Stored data
•••

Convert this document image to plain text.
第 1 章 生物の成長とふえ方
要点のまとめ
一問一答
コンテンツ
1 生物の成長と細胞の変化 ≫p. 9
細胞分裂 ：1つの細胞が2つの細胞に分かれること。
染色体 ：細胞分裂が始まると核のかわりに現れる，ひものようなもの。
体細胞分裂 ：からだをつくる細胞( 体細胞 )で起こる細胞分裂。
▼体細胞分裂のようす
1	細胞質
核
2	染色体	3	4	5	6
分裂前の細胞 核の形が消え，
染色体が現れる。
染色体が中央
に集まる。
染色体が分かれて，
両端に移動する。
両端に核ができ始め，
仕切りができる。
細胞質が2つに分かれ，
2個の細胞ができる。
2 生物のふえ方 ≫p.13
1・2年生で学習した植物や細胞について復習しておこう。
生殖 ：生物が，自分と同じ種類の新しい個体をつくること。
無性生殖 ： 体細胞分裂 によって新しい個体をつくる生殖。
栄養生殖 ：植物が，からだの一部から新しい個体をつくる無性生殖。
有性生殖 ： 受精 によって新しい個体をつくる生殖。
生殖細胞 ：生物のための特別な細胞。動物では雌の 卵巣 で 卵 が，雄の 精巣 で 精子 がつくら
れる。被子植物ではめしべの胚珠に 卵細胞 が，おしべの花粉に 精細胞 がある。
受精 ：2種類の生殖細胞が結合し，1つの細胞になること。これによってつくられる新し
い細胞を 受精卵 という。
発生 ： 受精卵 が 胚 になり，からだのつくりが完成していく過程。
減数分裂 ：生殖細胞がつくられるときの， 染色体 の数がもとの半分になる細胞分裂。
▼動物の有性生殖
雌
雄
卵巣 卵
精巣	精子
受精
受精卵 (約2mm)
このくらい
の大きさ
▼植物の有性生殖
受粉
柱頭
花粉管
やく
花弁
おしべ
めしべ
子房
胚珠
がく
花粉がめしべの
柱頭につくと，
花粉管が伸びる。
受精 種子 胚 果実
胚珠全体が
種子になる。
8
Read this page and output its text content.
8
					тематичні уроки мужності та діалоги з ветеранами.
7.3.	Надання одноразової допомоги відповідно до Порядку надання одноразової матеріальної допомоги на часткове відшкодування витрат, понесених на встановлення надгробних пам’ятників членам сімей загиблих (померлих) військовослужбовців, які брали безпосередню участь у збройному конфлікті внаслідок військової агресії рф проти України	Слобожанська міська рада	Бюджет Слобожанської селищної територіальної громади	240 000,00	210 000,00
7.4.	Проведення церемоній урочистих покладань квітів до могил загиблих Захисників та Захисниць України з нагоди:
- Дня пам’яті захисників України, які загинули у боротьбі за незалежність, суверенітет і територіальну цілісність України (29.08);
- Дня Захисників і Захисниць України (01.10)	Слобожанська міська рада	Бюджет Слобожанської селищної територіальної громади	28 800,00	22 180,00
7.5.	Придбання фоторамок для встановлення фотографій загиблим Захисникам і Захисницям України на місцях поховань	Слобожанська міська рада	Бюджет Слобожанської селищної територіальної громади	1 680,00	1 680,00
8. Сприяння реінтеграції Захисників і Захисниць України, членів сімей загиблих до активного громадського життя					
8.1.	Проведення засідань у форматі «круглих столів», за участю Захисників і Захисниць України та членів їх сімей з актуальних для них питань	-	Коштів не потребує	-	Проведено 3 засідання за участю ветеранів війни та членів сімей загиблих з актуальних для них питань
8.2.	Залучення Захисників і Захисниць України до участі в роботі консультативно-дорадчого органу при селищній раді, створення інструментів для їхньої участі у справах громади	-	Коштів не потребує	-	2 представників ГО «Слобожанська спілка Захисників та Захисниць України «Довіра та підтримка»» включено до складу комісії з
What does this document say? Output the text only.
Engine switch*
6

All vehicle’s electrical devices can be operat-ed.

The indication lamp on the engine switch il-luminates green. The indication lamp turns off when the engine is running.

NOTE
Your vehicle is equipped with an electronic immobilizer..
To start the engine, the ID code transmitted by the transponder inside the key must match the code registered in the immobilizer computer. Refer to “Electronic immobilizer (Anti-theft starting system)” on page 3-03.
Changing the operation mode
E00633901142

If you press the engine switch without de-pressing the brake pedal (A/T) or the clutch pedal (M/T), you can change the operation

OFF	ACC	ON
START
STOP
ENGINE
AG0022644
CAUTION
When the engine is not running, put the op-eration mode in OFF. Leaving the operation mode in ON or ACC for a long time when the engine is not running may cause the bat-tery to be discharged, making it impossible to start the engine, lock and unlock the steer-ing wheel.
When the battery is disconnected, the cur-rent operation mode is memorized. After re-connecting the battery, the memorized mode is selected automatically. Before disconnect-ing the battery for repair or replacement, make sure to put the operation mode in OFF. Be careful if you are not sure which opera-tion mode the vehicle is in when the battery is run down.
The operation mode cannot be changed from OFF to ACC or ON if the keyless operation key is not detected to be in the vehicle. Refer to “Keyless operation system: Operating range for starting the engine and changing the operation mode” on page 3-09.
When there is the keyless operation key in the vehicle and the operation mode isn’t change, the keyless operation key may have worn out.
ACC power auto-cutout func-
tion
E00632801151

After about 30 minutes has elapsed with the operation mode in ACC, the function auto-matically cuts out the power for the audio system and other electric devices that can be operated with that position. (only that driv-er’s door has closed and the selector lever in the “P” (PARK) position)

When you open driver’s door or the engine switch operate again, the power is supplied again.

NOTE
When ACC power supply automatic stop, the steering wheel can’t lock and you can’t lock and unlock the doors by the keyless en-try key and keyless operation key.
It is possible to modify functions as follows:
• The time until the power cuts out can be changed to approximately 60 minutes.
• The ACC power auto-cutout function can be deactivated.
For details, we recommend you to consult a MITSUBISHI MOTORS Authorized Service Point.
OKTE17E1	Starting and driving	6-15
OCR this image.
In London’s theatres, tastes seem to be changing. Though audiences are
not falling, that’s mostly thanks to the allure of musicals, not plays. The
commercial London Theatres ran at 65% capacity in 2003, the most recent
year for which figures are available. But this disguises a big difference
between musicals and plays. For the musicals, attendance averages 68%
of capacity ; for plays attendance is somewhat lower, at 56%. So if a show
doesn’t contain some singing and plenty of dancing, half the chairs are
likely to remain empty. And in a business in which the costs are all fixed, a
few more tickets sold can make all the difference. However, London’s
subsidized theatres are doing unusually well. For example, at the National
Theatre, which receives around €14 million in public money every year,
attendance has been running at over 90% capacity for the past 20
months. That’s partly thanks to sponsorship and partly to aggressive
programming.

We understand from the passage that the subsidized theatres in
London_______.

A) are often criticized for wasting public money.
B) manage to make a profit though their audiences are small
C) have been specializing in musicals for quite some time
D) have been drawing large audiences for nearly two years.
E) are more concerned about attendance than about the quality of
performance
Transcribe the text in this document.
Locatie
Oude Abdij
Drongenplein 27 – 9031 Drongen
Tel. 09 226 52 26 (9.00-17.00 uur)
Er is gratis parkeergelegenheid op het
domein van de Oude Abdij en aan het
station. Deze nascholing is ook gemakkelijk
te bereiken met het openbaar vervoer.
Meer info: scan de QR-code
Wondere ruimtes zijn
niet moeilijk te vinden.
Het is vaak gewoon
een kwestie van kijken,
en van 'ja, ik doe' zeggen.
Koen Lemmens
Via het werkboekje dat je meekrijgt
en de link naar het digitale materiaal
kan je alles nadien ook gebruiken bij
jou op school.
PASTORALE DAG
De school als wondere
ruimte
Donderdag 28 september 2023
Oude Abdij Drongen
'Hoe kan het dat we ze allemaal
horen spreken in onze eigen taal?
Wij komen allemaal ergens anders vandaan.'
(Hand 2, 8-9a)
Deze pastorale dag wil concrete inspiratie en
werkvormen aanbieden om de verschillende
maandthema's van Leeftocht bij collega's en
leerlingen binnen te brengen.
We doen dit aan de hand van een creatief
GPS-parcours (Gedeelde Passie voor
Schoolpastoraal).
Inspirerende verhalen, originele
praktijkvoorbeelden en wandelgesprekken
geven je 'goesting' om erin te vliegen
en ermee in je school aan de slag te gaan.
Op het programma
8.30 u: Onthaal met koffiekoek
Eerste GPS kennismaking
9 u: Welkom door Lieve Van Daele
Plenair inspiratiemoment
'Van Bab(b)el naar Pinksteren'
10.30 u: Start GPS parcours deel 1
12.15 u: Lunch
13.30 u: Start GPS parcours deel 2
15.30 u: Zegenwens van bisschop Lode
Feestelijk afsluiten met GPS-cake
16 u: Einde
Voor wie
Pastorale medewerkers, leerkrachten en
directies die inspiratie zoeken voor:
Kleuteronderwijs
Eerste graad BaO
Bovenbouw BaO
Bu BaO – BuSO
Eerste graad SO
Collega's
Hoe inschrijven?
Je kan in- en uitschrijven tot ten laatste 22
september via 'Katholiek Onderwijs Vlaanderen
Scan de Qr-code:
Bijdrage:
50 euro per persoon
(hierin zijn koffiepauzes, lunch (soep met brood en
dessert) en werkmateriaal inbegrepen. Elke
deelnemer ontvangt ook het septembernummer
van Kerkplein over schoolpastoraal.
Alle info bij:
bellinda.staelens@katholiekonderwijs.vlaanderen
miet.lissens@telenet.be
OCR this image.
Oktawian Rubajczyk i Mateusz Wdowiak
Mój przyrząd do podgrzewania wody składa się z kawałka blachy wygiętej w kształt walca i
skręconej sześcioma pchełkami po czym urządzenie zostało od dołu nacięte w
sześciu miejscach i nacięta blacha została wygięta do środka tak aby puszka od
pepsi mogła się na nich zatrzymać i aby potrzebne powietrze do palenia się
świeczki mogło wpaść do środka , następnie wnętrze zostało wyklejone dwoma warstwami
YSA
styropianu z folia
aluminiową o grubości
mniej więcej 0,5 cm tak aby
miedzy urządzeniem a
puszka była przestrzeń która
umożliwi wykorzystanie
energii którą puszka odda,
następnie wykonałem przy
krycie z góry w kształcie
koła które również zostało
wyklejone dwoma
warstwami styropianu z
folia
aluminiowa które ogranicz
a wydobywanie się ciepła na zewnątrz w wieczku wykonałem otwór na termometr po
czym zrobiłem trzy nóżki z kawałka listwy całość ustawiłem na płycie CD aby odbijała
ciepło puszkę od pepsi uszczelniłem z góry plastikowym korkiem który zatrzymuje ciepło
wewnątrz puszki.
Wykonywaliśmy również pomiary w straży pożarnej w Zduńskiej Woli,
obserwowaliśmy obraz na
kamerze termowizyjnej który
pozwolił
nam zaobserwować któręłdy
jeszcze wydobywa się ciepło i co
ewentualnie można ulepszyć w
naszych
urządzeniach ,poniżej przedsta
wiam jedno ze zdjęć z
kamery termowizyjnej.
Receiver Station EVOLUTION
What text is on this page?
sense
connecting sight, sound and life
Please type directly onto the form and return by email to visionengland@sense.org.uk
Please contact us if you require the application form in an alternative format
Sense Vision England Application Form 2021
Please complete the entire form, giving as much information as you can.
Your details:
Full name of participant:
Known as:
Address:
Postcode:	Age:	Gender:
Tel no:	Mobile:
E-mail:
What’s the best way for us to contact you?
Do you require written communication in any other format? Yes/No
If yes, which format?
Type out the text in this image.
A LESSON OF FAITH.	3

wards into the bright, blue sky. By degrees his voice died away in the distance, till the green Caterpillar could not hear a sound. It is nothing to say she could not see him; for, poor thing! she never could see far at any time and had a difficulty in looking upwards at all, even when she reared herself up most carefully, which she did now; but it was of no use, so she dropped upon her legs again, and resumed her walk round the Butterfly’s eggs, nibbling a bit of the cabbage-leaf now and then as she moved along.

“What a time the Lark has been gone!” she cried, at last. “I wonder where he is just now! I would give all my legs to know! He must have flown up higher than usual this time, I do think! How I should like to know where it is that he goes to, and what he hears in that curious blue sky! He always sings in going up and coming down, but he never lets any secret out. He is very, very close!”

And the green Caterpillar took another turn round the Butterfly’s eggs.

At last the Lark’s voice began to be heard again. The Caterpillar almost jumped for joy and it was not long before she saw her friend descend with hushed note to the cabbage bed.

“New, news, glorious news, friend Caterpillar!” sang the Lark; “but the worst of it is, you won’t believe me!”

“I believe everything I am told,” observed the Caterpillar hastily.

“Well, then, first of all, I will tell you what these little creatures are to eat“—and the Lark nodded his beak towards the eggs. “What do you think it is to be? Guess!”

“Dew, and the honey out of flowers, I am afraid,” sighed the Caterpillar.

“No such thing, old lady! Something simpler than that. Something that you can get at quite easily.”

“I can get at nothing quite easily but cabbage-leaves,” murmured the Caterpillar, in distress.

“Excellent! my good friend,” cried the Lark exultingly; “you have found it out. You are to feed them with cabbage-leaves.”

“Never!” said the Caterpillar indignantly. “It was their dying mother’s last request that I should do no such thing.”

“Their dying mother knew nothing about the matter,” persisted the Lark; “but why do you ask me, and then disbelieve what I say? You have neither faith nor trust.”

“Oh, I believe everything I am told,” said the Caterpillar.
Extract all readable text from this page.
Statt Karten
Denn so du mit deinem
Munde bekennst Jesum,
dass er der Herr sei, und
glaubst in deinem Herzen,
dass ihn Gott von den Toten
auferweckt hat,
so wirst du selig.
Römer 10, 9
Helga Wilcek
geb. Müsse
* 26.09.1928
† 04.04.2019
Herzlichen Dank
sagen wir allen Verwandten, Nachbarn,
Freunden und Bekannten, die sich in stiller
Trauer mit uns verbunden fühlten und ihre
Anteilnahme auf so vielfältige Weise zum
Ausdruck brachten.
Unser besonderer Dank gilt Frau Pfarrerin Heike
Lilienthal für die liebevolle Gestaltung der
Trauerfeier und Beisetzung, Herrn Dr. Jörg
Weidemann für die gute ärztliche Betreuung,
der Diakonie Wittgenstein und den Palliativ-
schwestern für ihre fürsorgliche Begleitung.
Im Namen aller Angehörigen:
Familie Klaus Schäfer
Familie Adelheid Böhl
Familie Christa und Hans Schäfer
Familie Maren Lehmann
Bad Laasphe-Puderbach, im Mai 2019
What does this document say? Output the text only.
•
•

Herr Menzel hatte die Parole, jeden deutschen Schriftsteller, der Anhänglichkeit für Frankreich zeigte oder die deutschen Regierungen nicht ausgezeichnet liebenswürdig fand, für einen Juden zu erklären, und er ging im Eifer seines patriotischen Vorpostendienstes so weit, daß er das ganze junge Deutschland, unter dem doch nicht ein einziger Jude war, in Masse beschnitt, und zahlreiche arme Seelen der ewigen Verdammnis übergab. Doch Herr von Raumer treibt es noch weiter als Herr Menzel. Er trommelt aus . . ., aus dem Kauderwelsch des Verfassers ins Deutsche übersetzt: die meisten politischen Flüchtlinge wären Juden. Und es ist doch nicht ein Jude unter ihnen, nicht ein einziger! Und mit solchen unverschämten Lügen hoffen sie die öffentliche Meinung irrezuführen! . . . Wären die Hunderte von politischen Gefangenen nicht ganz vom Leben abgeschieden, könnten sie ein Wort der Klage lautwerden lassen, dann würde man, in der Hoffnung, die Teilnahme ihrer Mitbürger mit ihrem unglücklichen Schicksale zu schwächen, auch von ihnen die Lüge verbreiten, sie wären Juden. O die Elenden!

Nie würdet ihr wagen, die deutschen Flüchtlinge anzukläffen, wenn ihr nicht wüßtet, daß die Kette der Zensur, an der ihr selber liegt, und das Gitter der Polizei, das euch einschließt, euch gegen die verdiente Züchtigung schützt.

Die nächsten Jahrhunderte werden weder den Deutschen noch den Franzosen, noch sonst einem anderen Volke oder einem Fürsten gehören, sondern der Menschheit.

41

•••

Write out each line of the data that holds the string "everything".

### [Written reply]
“I believe everything I am told,” observed the Caterpillar hastily.
“Oh, I believe everything I am told,” said the Caterpillar.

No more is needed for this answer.